-- begin RECORDS FOR THE EXERCISE --

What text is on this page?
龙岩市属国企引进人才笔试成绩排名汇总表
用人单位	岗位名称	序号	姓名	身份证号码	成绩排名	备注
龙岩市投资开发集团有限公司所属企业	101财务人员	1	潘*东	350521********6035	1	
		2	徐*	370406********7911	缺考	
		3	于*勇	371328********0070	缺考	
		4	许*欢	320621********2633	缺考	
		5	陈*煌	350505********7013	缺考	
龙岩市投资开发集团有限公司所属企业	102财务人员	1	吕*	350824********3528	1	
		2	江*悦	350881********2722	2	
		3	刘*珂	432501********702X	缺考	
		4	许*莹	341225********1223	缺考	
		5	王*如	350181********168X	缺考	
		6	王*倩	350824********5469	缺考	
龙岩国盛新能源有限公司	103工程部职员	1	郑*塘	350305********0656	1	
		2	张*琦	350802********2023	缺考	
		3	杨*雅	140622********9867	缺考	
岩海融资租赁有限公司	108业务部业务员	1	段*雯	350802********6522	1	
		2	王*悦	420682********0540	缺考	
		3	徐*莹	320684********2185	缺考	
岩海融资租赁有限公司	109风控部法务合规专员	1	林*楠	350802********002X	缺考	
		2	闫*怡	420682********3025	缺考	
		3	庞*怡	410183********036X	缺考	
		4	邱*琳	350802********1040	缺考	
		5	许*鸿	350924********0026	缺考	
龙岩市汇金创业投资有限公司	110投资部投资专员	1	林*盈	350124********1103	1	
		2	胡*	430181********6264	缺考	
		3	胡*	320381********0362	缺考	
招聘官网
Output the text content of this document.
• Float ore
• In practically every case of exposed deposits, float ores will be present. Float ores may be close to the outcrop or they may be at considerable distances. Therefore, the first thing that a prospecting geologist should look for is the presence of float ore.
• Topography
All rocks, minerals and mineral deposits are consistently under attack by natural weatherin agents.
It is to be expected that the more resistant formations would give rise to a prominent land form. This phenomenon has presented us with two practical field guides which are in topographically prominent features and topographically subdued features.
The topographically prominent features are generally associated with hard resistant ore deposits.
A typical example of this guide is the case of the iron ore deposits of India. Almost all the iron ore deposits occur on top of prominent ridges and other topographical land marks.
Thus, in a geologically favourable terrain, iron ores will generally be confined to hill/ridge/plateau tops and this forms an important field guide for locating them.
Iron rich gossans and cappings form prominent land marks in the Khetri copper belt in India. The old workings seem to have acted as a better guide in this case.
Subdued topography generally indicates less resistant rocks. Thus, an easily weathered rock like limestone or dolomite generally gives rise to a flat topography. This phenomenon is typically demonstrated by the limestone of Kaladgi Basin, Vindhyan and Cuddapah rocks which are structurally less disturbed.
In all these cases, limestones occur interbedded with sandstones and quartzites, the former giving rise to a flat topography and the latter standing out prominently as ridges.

-- end RECORDS FOR THE EXERCISE --

● TO DO: Repeat the whole listing exactly, keeping every line intact.

● SOLUTION:
What text is on this page?
龙岩市属国企引进人才笔试成绩排名汇总表
用人单位	岗位名称	序号	姓名	身份证号码	成绩排名	备注
龙岩市投资开发集团有限公司所属企业	101财务人员	1	潘*东	350521********6035	1	
		2	徐*	370406********7911	缺考	
		3	于*勇	371328********0070	缺考	
		4	许*欢	320621********2633	缺考	
		5	陈*煌	350505********7013	缺考	
龙岩市投资开发集团有限公司所属企业	102财务人员	1	吕*	350824********3528	1	
		2	江*悦	350881********2722	2	
		3	刘*珂	432501********702X	缺考	
		4	许*莹	341225********1223	缺考	
		5	王*如	350181********168X	缺考	
		6	王*倩	350824********5469	缺考	
龙岩国盛新能源有限公司	103工程部职员	1	郑*塘	350305********0656	1	
		2	张*琦	350802********2023	缺考	
		3	杨*雅	140622********9867	缺考	
岩海融资租赁有限公司	108业务部业务员	1	段*雯	350802********6522	1	
		2	王*悦	420682********0540	缺考	
		3	徐*莹	320684********2185	缺考	
岩海融资租赁有限公司	109风控部法务合规专员	1	林*楠	350802********002X	缺考	
		2	闫*怡	420682********3025	缺考	
		3	庞*怡	410183********036X	缺考	
		4	邱*琳	350802********1040	缺考	
		5	许*鸿	350924********0026	缺考	
龙岩市汇金创业投资有限公司	110投资部投资专员	1	林*盈	350124********1103	1	
		2	胡*	430181********6264	缺考	
		3	胡*	320381********0362	缺考	
招聘官网
Output the text content of this document.
• Float ore
• In practically every case of exposed deposits, float ores will be present. Float ores may be close to the outcrop or they may be at considerable distances. Therefore, the first thing that a prospecting geologist should look for is the presence of float ore.
• Topography
All rocks, minerals and mineral deposits are consistently under attack by natural weatherin agents.
It is to be expected that the more resistant formations would give rise to a prominent land form. This phenomenon has presented us with two practical field guides which are in topographically prominent features and topographically subdued features.
The topographically prominent features are generally associated with hard resistant ore deposits.
A typical example of this guide is the case of the iron ore deposits of India. Almost all the iron ore deposits occur on top of prominent ridges and other topographical land marks.
Thus, in a geologically favourable terrain, iron ores will generally be confined to hill/ridge/plateau tops and this forms an important field guide for locating them.
Iron rich gossans and cappings form prominent land marks in the Khetri copper belt in India. The old workings seem to have acted as a better guide in this case.
Subdued topography generally indicates less resistant rocks. Thus, an easily weathered rock like limestone or dolomite generally gives rise to a flat topography. This phenomenon is typically demonstrated by the limestone of Kaladgi Basin, Vindhyan and Cuddapah rocks which are structurally less disturbed.
In all these cases, limestones occur interbedded with sandstones and quartzites, the former giving rise to a flat topography and the latter standing out prominently as ridges.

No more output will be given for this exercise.